● Problem requirements: Among the entries, which lines carry the string "label"? Copy each of them.

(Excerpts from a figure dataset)
= = = = = = =
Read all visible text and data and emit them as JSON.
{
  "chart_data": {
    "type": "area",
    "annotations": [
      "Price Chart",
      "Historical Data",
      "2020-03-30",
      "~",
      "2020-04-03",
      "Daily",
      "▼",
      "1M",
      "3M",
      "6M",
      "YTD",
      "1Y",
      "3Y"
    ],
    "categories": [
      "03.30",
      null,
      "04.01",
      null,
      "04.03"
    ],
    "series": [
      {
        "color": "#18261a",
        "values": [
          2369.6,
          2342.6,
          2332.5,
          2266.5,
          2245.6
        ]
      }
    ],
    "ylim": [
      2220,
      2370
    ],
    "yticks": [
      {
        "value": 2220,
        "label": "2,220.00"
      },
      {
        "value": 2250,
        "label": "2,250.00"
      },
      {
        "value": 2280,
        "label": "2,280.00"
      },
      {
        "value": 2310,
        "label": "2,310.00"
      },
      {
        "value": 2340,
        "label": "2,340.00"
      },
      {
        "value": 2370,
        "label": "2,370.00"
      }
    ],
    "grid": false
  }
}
= = = = = = =
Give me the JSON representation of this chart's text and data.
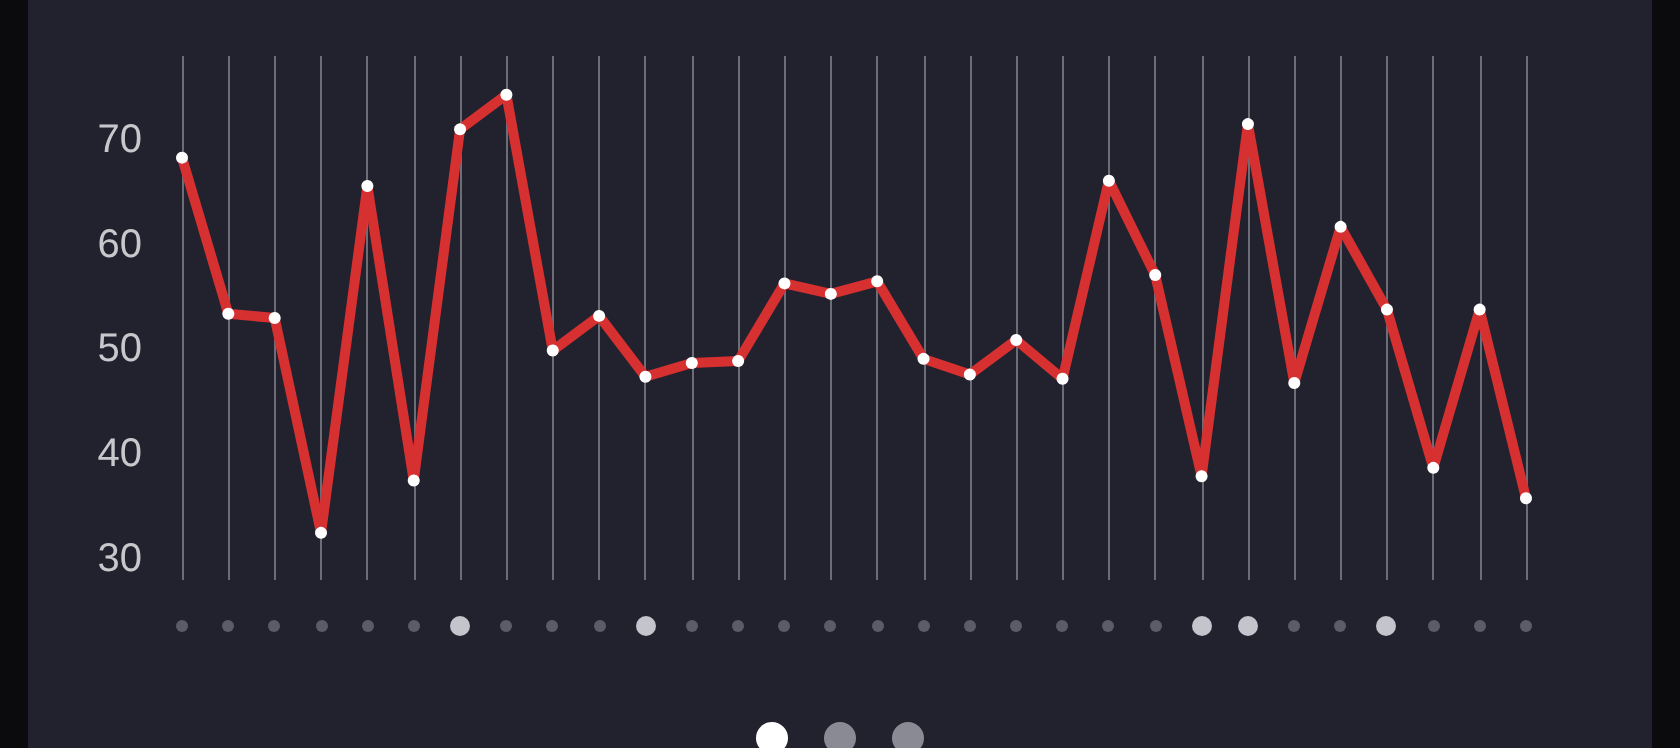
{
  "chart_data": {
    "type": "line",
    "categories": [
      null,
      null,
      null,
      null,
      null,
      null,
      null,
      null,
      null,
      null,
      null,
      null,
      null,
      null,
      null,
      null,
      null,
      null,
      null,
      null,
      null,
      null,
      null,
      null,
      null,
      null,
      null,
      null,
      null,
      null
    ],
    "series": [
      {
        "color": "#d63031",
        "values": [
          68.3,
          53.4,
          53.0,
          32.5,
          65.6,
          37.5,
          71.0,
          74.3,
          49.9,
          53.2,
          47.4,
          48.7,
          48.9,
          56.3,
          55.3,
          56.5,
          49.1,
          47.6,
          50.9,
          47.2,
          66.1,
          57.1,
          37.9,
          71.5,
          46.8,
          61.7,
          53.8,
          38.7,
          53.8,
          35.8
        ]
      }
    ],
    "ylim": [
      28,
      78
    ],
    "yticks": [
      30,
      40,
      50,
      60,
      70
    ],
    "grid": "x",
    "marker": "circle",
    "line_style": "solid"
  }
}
= = = = = = =
● Full response:
        "label": "2,220.00"
        "label": "2,250.00"
        "label": "2,280.00"
        "label": "2,310.00"
        "label": "2,340.00"
        "label": "2,370.00"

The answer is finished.